REQUIRED TASK —
Make an exact copy of all the material below, apart from the pictures.

-------- RECORDS SUPPLIED --------

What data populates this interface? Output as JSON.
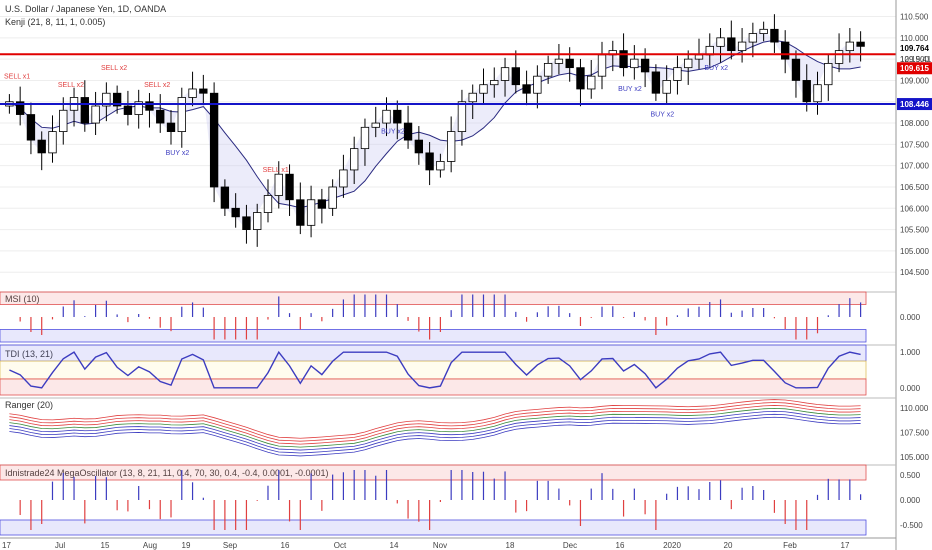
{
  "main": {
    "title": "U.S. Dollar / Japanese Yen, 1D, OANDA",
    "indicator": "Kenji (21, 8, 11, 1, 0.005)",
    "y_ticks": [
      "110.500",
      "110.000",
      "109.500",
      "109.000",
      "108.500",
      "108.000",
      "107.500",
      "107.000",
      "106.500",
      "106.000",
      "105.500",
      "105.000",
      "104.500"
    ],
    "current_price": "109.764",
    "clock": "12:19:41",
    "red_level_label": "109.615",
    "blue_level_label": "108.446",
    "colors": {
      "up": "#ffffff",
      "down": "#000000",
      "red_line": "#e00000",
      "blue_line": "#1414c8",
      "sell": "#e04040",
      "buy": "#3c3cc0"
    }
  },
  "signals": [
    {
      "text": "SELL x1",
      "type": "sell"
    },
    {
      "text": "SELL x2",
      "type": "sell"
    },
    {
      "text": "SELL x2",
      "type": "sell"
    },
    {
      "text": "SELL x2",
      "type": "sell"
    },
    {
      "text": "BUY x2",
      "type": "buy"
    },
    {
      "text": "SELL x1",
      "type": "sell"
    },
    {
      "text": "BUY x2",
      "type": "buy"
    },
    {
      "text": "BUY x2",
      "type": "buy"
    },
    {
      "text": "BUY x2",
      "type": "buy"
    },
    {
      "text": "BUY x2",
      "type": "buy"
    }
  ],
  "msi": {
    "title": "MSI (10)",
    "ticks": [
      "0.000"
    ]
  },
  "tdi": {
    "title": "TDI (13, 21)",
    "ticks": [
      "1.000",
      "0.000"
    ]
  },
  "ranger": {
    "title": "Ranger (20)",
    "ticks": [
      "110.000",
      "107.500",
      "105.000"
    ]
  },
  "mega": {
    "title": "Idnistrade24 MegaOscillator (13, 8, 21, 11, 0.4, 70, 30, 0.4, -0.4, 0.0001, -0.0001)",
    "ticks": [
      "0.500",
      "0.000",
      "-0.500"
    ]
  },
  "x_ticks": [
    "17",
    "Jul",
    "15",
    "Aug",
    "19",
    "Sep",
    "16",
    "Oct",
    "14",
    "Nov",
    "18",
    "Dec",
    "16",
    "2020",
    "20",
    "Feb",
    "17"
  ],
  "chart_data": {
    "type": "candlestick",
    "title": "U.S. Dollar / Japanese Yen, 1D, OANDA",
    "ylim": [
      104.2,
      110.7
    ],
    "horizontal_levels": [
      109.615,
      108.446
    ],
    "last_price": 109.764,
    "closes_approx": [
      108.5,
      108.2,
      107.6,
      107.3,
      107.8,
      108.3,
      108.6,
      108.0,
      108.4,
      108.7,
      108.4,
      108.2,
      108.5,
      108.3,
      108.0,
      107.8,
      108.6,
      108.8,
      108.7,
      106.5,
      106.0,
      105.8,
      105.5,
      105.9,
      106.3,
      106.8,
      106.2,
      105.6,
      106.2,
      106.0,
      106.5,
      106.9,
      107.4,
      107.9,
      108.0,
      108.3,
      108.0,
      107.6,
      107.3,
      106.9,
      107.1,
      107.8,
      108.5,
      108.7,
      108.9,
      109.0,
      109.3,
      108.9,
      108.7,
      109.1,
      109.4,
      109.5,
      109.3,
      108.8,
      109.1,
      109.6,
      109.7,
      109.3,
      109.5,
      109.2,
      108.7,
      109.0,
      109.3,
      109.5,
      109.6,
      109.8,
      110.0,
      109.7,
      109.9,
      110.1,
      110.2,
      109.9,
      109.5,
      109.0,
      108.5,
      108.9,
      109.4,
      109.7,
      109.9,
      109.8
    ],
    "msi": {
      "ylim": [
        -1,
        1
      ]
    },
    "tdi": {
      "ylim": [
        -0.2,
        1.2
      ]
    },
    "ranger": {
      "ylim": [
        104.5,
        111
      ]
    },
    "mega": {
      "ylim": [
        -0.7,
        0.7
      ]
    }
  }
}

--------

EXERCISE SOLUTION —
What data populates this interface? Output as JSON.
{
  "main": {
    "title": "U.S. Dollar / Japanese Yen, 1D, OANDA",
    "indicator": "Kenji (21, 8, 11, 1, 0.005)",
    "y_ticks": [
      "110.500",
      "110.000",
      "109.500",
      "109.000",
      "108.500",
      "108.000",
      "107.500",
      "107.000",
      "106.500",
      "106.000",
      "105.500",
      "105.000",
      "104.500"
    ],
    "current_price": "109.764",
    "clock": "12:19:41",
    "red_level_label": "109.615",
    "blue_level_label": "108.446",
    "colors": {
      "up": "#ffffff",
      "down": "#000000",
      "red_line": "#e00000",
      "blue_line": "#1414c8",
      "sell": "#e04040",
      "buy": "#3c3cc0"
    }
  },
  "signals": [
    {
      "text": "SELL x1",
      "type": "sell"
    },
    {
      "text": "SELL x2",
      "type": "sell"
    },
    {
      "text": "SELL x2",
      "type": "sell"
    },
    {
      "text": "SELL x2",
      "type": "sell"
    },
    {
      "text": "BUY x2",
      "type": "buy"
    },
    {
      "text": "SELL x1",
      "type": "sell"
    },
    {
      "text": "BUY x2",
      "type": "buy"
    },
    {
      "text": "BUY x2",
      "type": "buy"
    },
    {
      "text": "BUY x2",
      "type": "buy"
    },
    {
      "text": "BUY x2",
      "type": "buy"
    }
  ],
  "msi": {
    "title": "MSI (10)",
    "ticks": [
      "0.000"
    ]
  },
  "tdi": {
    "title": "TDI (13, 21)",
    "ticks": [
      "1.000",
      "0.000"
    ]
  },
  "ranger": {
    "title": "Ranger (20)",
    "ticks": [
      "110.000",
      "107.500",
      "105.000"
    ]
  },
  "mega": {
    "title": "Idnistrade24 MegaOscillator (13, 8, 21, 11, 0.4, 70, 30, 0.4, -0.4, 0.0001, -0.0001)",
    "ticks": [
      "0.500",
      "0.000",
      "-0.500"
    ]
  },
  "x_ticks": [
    "17",
    "Jul",
    "15",
    "Aug",
    "19",
    "Sep",
    "16",
    "Oct",
    "14",
    "Nov",
    "18",
    "Dec",
    "16",
    "2020",
    "20",
    "Feb",
    "17"
  ],
  "chart_data": {
    "type": "candlestick",
    "title": "U.S. Dollar / Japanese Yen, 1D, OANDA",
    "ylim": [
      104.2,
      110.7
    ],
    "horizontal_levels": [
      109.615,
      108.446
    ],
    "last_price": 109.764,
    "closes_approx": [
      108.5,
      108.2,
      107.6,
      107.3,
      107.8,
      108.3,
      108.6,
      108.0,
      108.4,
      108.7,
      108.4,
      108.2,
      108.5,
      108.3,
      108.0,
      107.8,
      108.6,
      108.8,
      108.7,
      106.5,
      106.0,
      105.8,
      105.5,
      105.9,
      106.3,
      106.8,
      106.2,
      105.6,
      106.2,
      106.0,
      106.5,
      106.9,
      107.4,
      107.9,
      108.0,
      108.3,
      108.0,
      107.6,
      107.3,
      106.9,
      107.1,
      107.8,
      108.5,
      108.7,
      108.9,
      109.0,
      109.3,
      108.9,
      108.7,
      109.1,
      109.4,
      109.5,
      109.3,
      108.8,
      109.1,
      109.6,
      109.7,
      109.3,
      109.5,
      109.2,
      108.7,
      109.0,
      109.3,
      109.5,
      109.6,
      109.8,
      110.0,
      109.7,
      109.9,
      110.1,
      110.2,
      109.9,
      109.5,
      109.0,
      108.5,
      108.9,
      109.4,
      109.7,
      109.9,
      109.8
    ],
    "msi": {
      "ylim": [
        -1,
        1
      ]
    },
    "tdi": {
      "ylim": [
        -0.2,
        1.2
      ]
    },
    "ranger": {
      "ylim": [
        104.5,
        111
      ]
    },
    "mega": {
      "ylim": [
        -0.7,
        0.7
      ]
    }
  }
}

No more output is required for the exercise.